What to work on —
Images are excluded; otherwise, output every record exactly.

Information shown —
START

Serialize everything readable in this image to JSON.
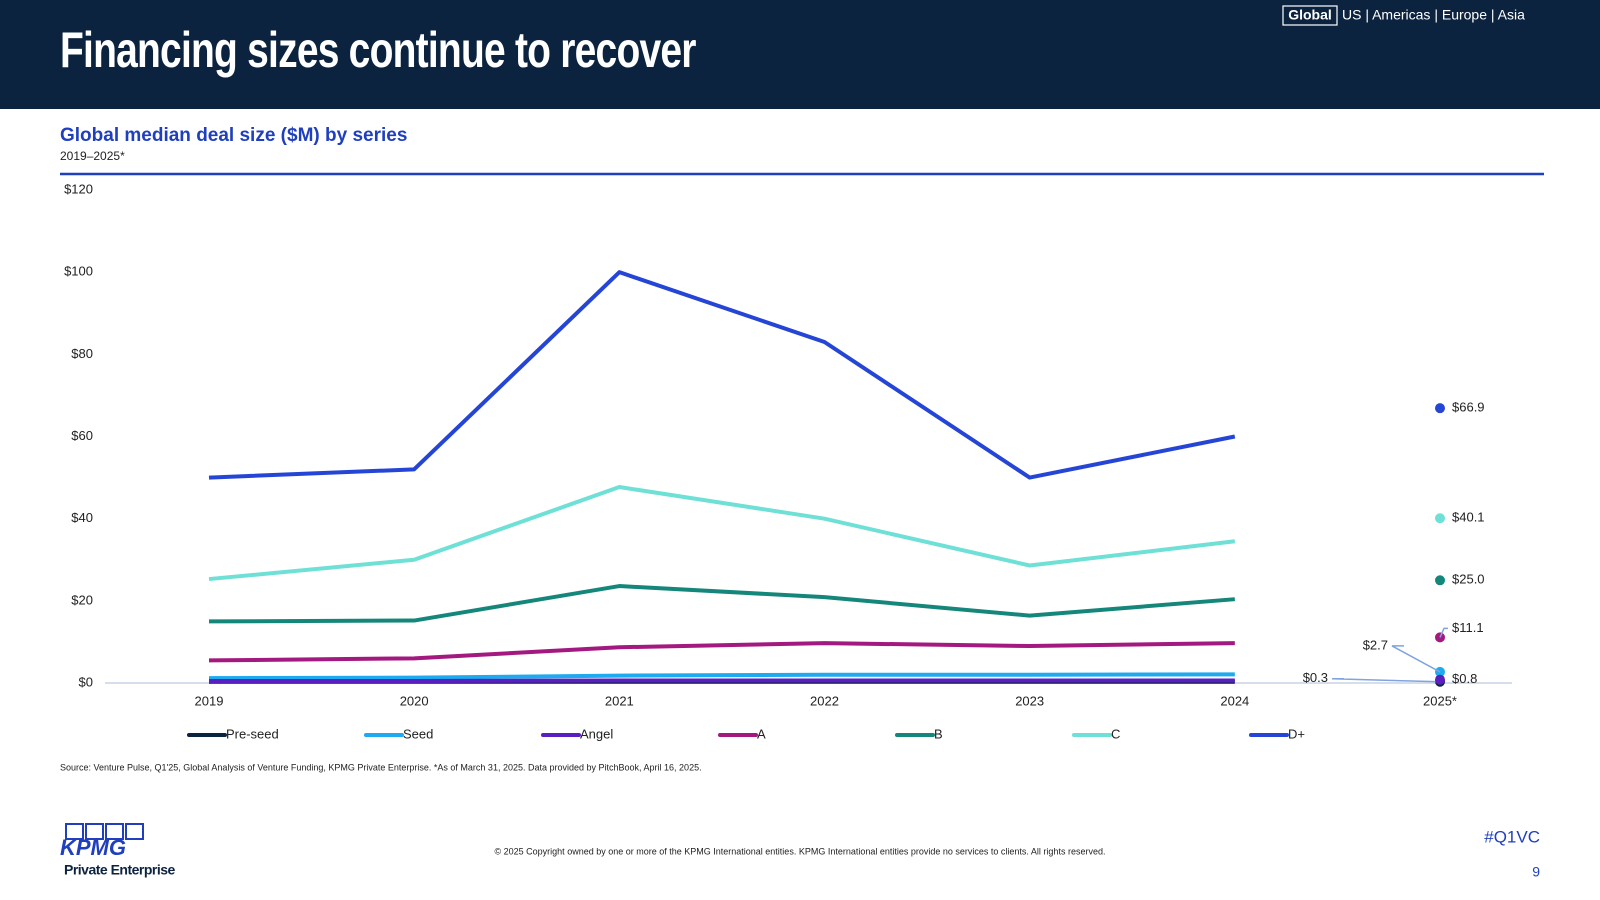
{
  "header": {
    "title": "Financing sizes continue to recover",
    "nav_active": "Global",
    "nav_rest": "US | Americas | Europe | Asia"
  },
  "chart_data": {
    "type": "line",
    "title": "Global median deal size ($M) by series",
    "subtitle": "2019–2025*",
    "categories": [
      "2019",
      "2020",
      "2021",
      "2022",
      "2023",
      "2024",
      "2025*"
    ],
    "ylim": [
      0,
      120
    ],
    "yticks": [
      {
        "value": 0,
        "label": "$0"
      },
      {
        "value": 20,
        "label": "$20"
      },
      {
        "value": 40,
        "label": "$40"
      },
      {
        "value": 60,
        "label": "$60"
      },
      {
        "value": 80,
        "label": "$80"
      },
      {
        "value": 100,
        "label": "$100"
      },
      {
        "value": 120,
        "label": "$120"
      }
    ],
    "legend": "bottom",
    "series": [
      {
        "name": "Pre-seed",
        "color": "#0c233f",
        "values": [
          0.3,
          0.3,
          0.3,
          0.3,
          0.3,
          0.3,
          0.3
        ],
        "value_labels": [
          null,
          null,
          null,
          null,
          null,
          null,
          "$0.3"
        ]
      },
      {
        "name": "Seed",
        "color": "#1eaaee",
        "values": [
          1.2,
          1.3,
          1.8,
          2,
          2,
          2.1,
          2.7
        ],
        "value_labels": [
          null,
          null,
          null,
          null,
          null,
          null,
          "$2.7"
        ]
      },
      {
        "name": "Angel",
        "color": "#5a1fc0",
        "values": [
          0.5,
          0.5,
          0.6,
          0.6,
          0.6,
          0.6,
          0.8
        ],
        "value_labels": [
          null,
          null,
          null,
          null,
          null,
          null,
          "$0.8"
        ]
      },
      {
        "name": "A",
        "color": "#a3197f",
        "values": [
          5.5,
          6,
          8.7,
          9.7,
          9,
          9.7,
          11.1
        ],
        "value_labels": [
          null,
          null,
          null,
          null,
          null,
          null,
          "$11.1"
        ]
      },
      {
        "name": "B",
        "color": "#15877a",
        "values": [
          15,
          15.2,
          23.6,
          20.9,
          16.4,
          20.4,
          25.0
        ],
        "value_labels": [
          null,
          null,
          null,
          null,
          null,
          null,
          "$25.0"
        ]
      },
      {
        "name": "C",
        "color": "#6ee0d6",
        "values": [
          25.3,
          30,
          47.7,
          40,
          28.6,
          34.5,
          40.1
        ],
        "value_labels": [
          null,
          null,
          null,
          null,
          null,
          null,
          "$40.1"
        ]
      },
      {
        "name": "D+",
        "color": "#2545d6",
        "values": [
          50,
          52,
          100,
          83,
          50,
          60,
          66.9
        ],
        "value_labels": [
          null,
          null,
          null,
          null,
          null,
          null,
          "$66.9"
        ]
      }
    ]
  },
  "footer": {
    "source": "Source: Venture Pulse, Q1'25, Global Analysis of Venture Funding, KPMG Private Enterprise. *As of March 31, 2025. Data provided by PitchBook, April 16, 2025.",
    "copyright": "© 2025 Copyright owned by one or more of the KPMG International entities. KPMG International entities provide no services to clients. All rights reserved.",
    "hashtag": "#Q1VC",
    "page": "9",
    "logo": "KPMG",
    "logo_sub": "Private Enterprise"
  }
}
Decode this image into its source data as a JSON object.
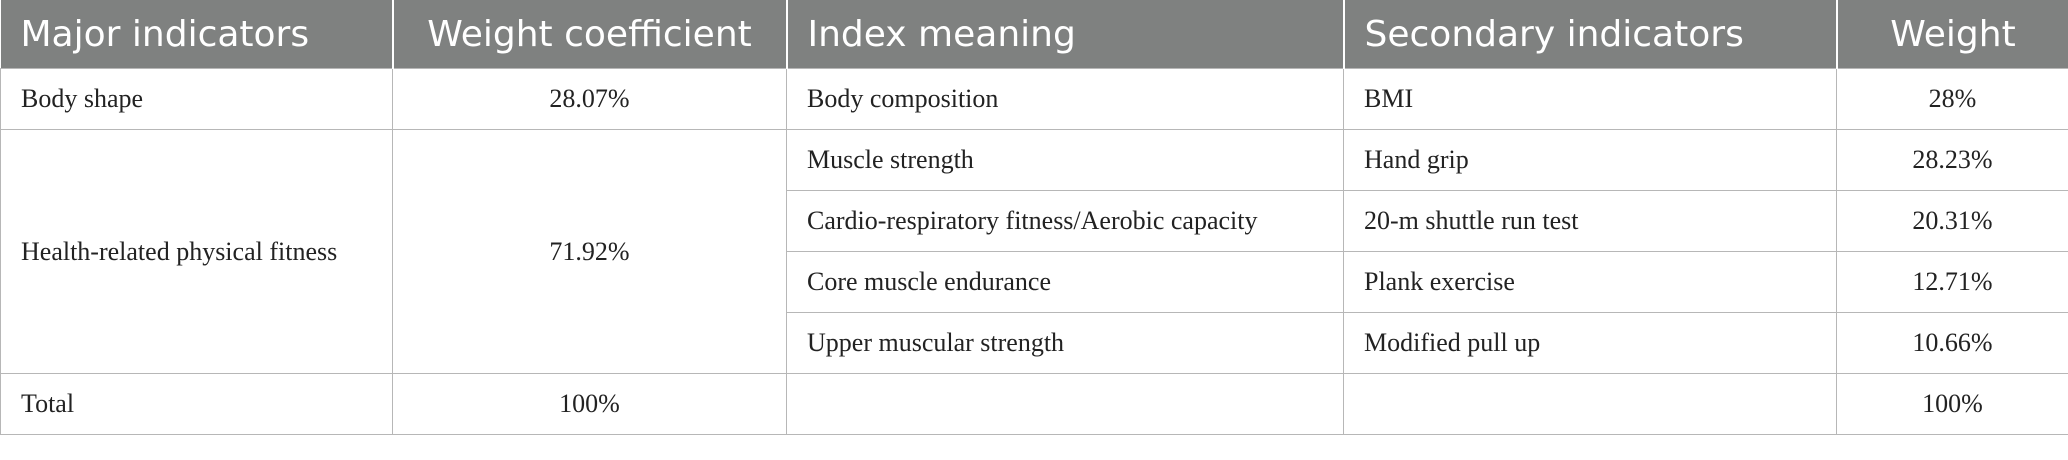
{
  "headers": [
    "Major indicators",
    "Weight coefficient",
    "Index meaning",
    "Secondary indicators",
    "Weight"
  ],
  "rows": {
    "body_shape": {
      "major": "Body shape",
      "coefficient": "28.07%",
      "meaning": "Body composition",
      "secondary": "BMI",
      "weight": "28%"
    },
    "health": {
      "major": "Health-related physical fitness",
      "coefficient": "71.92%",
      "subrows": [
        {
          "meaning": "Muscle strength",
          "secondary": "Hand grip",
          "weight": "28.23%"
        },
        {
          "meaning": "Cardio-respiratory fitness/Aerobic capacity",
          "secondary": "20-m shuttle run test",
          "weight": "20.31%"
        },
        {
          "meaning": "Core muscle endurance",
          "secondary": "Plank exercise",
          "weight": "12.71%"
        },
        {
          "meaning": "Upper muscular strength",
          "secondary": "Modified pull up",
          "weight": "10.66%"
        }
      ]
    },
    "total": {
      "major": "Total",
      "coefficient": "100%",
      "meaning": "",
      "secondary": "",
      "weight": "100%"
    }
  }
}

END

Solution to the problem —
Serialize everything readable in this image to JSON.
{
  "header": {
    "title": "Financing sizes continue to recover",
    "nav_active": "Global",
    "nav_rest": "US | Americas | Europe | Asia"
  },
  "chart_data": {
    "type": "line",
    "title": "Global median deal size ($M) by series",
    "subtitle": "2019–2025*",
    "categories": [
      "2019",
      "2020",
      "2021",
      "2022",
      "2023",
      "2024",
      "2025*"
    ],
    "ylim": [
      0,
      120
    ],
    "yticks": [
      {
        "value": 0,
        "label": "$0"
      },
      {
        "value": 20,
        "label": "$20"
      },
      {
        "value": 40,
        "label": "$40"
      },
      {
        "value": 60,
        "label": "$60"
      },
      {
        "value": 80,
        "label": "$80"
      },
      {
        "value": 100,
        "label": "$100"
      },
      {
        "value": 120,
        "label": "$120"
      }
    ],
    "legend": "bottom",
    "series": [
      {
        "name": "Pre-seed",
        "color": "#0c233f",
        "values": [
          0.3,
          0.3,
          0.3,
          0.3,
          0.3,
          0.3,
          0.3
        ],
        "value_labels": [
          null,
          null,
          null,
          null,
          null,
          null,
          "$0.3"
        ]
      },
      {
        "name": "Seed",
        "color": "#1eaaee",
        "values": [
          1.2,
          1.3,
          1.8,
          2,
          2,
          2.1,
          2.7
        ],
        "value_labels": [
          null,
          null,
          null,
          null,
          null,
          null,
          "$2.7"
        ]
      },
      {
        "name": "Angel",
        "color": "#5a1fc0",
        "values": [
          0.5,
          0.5,
          0.6,
          0.6,
          0.6,
          0.6,
          0.8
        ],
        "value_labels": [
          null,
          null,
          null,
          null,
          null,
          null,
          "$0.8"
        ]
      },
      {
        "name": "A",
        "color": "#a3197f",
        "values": [
          5.5,
          6,
          8.7,
          9.7,
          9,
          9.7,
          11.1
        ],
        "value_labels": [
          null,
          null,
          null,
          null,
          null,
          null,
          "$11.1"
        ]
      },
      {
        "name": "B",
        "color": "#15877a",
        "values": [
          15,
          15.2,
          23.6,
          20.9,
          16.4,
          20.4,
          25.0
        ],
        "value_labels": [
          null,
          null,
          null,
          null,
          null,
          null,
          "$25.0"
        ]
      },
      {
        "name": "C",
        "color": "#6ee0d6",
        "values": [
          25.3,
          30,
          47.7,
          40,
          28.6,
          34.5,
          40.1
        ],
        "value_labels": [
          null,
          null,
          null,
          null,
          null,
          null,
          "$40.1"
        ]
      },
      {
        "name": "D+",
        "color": "#2545d6",
        "values": [
          50,
          52,
          100,
          83,
          50,
          60,
          66.9
        ],
        "value_labels": [
          null,
          null,
          null,
          null,
          null,
          null,
          "$66.9"
        ]
      }
    ]
  },
  "footer": {
    "source": "Source: Venture Pulse, Q1'25, Global Analysis of Venture Funding, KPMG Private Enterprise. *As of March 31, 2025. Data provided by PitchBook, April 16, 2025.",
    "copyright": "© 2025 Copyright owned by one or more of the KPMG International entities. KPMG International entities provide no services to clients. All rights reserved.",
    "hashtag": "#Q1VC",
    "page": "9",
    "logo": "KPMG",
    "logo_sub": "Private Enterprise"
  }
}
Decode this image into its source data as a JSON object.
{
  "headers": [
    "Major indicators",
    "Weight coefficient",
    "Index meaning",
    "Secondary indicators",
    "Weight"
  ],
  "rows": {
    "body_shape": {
      "major": "Body shape",
      "coefficient": "28.07%",
      "meaning": "Body composition",
      "secondary": "BMI",
      "weight": "28%"
    },
    "health": {
      "major": "Health-related physical fitness",
      "coefficient": "71.92%",
      "subrows": [
        {
          "meaning": "Muscle strength",
          "secondary": "Hand grip",
          "weight": "28.23%"
        },
        {
          "meaning": "Cardio-respiratory fitness/Aerobic capacity",
          "secondary": "20-m shuttle run test",
          "weight": "20.31%"
        },
        {
          "meaning": "Core muscle endurance",
          "secondary": "Plank exercise",
          "weight": "12.71%"
        },
        {
          "meaning": "Upper muscular strength",
          "secondary": "Modified pull up",
          "weight": "10.66%"
        }
      ]
    },
    "total": {
      "major": "Total",
      "coefficient": "100%",
      "meaning": "",
      "secondary": "",
      "weight": "100%"
    }
  }
}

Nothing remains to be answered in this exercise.